-- Start --
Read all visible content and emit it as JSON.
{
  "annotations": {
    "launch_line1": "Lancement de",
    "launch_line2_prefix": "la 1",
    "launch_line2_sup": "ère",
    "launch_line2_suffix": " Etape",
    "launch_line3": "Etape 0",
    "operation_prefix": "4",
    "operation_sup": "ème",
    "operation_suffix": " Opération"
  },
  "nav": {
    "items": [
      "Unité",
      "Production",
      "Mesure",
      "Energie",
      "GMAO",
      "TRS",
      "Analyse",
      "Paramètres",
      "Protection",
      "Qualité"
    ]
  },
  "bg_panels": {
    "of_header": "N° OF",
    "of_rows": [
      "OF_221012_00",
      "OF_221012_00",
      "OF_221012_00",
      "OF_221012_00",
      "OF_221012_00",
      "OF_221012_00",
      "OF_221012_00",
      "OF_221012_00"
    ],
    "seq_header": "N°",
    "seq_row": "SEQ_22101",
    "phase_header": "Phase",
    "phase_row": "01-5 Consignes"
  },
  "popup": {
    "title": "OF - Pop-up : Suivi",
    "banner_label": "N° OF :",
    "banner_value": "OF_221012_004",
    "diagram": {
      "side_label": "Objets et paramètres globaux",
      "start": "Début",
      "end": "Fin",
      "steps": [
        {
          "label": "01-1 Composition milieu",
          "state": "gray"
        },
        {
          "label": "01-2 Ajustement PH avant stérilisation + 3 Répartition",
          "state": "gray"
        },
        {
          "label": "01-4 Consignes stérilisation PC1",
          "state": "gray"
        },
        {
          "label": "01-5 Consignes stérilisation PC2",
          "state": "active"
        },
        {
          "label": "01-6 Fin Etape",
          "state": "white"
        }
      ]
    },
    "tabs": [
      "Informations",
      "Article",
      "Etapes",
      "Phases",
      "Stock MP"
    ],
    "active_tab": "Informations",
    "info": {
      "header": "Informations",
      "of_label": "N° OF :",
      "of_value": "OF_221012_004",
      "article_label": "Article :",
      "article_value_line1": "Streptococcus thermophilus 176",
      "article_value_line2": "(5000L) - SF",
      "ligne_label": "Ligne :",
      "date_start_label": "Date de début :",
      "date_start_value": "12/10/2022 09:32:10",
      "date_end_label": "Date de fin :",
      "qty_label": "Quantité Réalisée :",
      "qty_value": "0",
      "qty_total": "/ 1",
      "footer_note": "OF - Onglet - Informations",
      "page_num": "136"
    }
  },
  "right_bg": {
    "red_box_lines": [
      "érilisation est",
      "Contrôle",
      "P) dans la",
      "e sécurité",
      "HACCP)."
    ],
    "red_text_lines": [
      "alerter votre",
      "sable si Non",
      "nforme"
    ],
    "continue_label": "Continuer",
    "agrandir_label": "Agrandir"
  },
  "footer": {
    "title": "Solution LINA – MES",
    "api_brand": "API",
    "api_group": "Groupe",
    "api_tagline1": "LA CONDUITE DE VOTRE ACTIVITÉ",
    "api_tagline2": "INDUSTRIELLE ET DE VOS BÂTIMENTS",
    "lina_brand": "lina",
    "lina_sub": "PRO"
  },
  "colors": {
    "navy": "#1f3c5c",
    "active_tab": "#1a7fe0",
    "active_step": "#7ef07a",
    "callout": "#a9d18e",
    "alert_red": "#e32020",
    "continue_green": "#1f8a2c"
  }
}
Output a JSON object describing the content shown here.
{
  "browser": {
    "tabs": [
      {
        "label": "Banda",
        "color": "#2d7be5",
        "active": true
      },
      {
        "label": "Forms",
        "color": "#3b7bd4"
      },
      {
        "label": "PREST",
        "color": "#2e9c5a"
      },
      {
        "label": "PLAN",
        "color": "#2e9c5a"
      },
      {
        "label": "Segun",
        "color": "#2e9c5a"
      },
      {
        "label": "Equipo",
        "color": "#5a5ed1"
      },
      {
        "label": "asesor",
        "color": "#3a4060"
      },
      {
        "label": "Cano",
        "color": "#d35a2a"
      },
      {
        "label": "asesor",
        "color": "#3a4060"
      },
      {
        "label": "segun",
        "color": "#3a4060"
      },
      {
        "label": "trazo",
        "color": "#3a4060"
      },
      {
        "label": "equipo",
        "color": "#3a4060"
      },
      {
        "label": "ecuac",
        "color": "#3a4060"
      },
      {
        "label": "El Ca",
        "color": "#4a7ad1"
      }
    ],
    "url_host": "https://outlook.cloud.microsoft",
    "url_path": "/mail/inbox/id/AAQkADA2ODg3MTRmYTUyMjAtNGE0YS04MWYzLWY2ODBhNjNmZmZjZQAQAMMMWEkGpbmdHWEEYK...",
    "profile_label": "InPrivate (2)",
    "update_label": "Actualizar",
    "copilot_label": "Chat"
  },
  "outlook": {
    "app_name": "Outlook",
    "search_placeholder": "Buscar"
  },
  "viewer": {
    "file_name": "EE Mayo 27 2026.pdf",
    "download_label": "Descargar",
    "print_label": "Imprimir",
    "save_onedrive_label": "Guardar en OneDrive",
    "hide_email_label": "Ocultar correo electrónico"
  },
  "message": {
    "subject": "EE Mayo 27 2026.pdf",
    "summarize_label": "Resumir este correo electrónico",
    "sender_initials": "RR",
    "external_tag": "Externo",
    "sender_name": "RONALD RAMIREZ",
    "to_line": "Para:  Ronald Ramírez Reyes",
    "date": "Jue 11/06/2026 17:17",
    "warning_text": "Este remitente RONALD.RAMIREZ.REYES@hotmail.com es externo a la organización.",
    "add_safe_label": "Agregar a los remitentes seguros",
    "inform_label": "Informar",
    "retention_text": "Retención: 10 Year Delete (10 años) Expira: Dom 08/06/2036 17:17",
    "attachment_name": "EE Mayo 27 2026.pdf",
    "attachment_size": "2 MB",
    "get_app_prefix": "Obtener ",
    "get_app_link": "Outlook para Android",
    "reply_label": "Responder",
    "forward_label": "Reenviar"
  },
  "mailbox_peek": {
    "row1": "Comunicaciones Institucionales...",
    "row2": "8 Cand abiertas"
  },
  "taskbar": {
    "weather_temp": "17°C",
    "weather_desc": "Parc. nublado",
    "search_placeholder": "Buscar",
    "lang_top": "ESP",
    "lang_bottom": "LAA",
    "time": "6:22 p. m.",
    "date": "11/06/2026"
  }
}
-- End --
Copy out the whole listing exactly.

▶ **ANSWER BELOW**
Read all visible content and emit it as JSON.
{
  "annotations": {
    "launch_line1": "Lancement de",
    "launch_line2_prefix": "la 1",
    "launch_line2_sup": "ère",
    "launch_line2_suffix": " Etape",
    "launch_line3": "Etape 0",
    "operation_prefix": "4",
    "operation_sup": "ème",
    "operation_suffix": " Opération"
  },
  "nav": {
    "items": [
      "Unité",
      "Production",
      "Mesure",
      "Energie",
      "GMAO",
      "TRS",
      "Analyse",
      "Paramètres",
      "Protection",
      "Qualité"
    ]
  },
  "bg_panels": {
    "of_header": "N° OF",
    "of_rows": [
      "OF_221012_00",
      "OF_221012_00",
      "OF_221012_00",
      "OF_221012_00",
      "OF_221012_00",
      "OF_221012_00",
      "OF_221012_00",
      "OF_221012_00"
    ],
    "seq_header": "N°",
    "seq_row": "SEQ_22101",
    "phase_header": "Phase",
    "phase_row": "01-5 Consignes"
  },
  "popup": {
    "title": "OF - Pop-up : Suivi",
    "banner_label": "N° OF :",
    "banner_value": "OF_221012_004",
    "diagram": {
      "side_label": "Objets et paramètres globaux",
      "start": "Début",
      "end": "Fin",
      "steps": [
        {
          "label": "01-1 Composition milieu",
          "state": "gray"
        },
        {
          "label": "01-2 Ajustement PH avant stérilisation + 3 Répartition",
          "state": "gray"
        },
        {
          "label": "01-4 Consignes stérilisation PC1",
          "state": "gray"
        },
        {
          "label": "01-5 Consignes stérilisation PC2",
          "state": "active"
        },
        {
          "label": "01-6 Fin Etape",
          "state": "white"
        }
      ]
    },
    "tabs": [
      "Informations",
      "Article",
      "Etapes",
      "Phases",
      "Stock MP"
    ],
    "active_tab": "Informations",
    "info": {
      "header": "Informations",
      "of_label": "N° OF :",
      "of_value": "OF_221012_004",
      "article_label": "Article :",
      "article_value_line1": "Streptococcus thermophilus 176",
      "article_value_line2": "(5000L) - SF",
      "ligne_label": "Ligne :",
      "date_start_label": "Date de début :",
      "date_start_value": "12/10/2022 09:32:10",
      "date_end_label": "Date de fin :",
      "qty_label": "Quantité Réalisée :",
      "qty_value": "0",
      "qty_total": "/ 1",
      "footer_note": "OF - Onglet - Informations",
      "page_num": "136"
    }
  },
  "right_bg": {
    "red_box_lines": [
      "érilisation est",
      "Contrôle",
      "P) dans la",
      "e sécurité",
      "HACCP)."
    ],
    "red_text_lines": [
      "alerter votre",
      "sable si Non",
      "nforme"
    ],
    "continue_label": "Continuer",
    "agrandir_label": "Agrandir"
  },
  "footer": {
    "title": "Solution LINA – MES",
    "api_brand": "API",
    "api_group": "Groupe",
    "api_tagline1": "LA CONDUITE DE VOTRE ACTIVITÉ",
    "api_tagline2": "INDUSTRIELLE ET DE VOS BÂTIMENTS",
    "lina_brand": "lina",
    "lina_sub": "PRO"
  },
  "colors": {
    "navy": "#1f3c5c",
    "active_tab": "#1a7fe0",
    "active_step": "#7ef07a",
    "callout": "#a9d18e",
    "alert_red": "#e32020",
    "continue_green": "#1f8a2c"
  }
}
Output a JSON object describing the content shown here.
{
  "browser": {
    "tabs": [
      {
        "label": "Banda",
        "color": "#2d7be5",
        "active": true
      },
      {
        "label": "Forms",
        "color": "#3b7bd4"
      },
      {
        "label": "PREST",
        "color": "#2e9c5a"
      },
      {
        "label": "PLAN",
        "color": "#2e9c5a"
      },
      {
        "label": "Segun",
        "color": "#2e9c5a"
      },
      {
        "label": "Equipo",
        "color": "#5a5ed1"
      },
      {
        "label": "asesor",
        "color": "#3a4060"
      },
      {
        "label": "Cano",
        "color": "#d35a2a"
      },
      {
        "label": "asesor",
        "color": "#3a4060"
      },
      {
        "label": "segun",
        "color": "#3a4060"
      },
      {
        "label": "trazo",
        "color": "#3a4060"
      },
      {
        "label": "equipo",
        "color": "#3a4060"
      },
      {
        "label": "ecuac",
        "color": "#3a4060"
      },
      {
        "label": "El Ca",
        "color": "#4a7ad1"
      }
    ],
    "url_host": "https://outlook.cloud.microsoft",
    "url_path": "/mail/inbox/id/AAQkADA2ODg3MTRmYTUyMjAtNGE0YS04MWYzLWY2ODBhNjNmZmZjZQAQAMMMWEkGpbmdHWEEYK...",
    "profile_label": "InPrivate (2)",
    "update_label": "Actualizar",
    "copilot_label": "Chat"
  },
  "outlook": {
    "app_name": "Outlook",
    "search_placeholder": "Buscar"
  },
  "viewer": {
    "file_name": "EE Mayo 27 2026.pdf",
    "download_label": "Descargar",
    "print_label": "Imprimir",
    "save_onedrive_label": "Guardar en OneDrive",
    "hide_email_label": "Ocultar correo electrónico"
  },
  "message": {
    "subject": "EE Mayo 27 2026.pdf",
    "summarize_label": "Resumir este correo electrónico",
    "sender_initials": "RR",
    "external_tag": "Externo",
    "sender_name": "RONALD RAMIREZ",
    "to_line": "Para:  Ronald Ramírez Reyes",
    "date": "Jue 11/06/2026 17:17",
    "warning_text": "Este remitente RONALD.RAMIREZ.REYES@hotmail.com es externo a la organización.",
    "add_safe_label": "Agregar a los remitentes seguros",
    "inform_label": "Informar",
    "retention_text": "Retención: 10 Year Delete (10 años) Expira: Dom 08/06/2036 17:17",
    "attachment_name": "EE Mayo 27 2026.pdf",
    "attachment_size": "2 MB",
    "get_app_prefix": "Obtener ",
    "get_app_link": "Outlook para Android",
    "reply_label": "Responder",
    "forward_label": "Reenviar"
  },
  "mailbox_peek": {
    "row1": "Comunicaciones Institucionales...",
    "row2": "8 Cand abiertas"
  },
  "taskbar": {
    "weather_temp": "17°C",
    "weather_desc": "Parc. nublado",
    "search_placeholder": "Buscar",
    "lang_top": "ESP",
    "lang_bottom": "LAA",
    "time": "6:22 p. m.",
    "date": "11/06/2026"
  }
}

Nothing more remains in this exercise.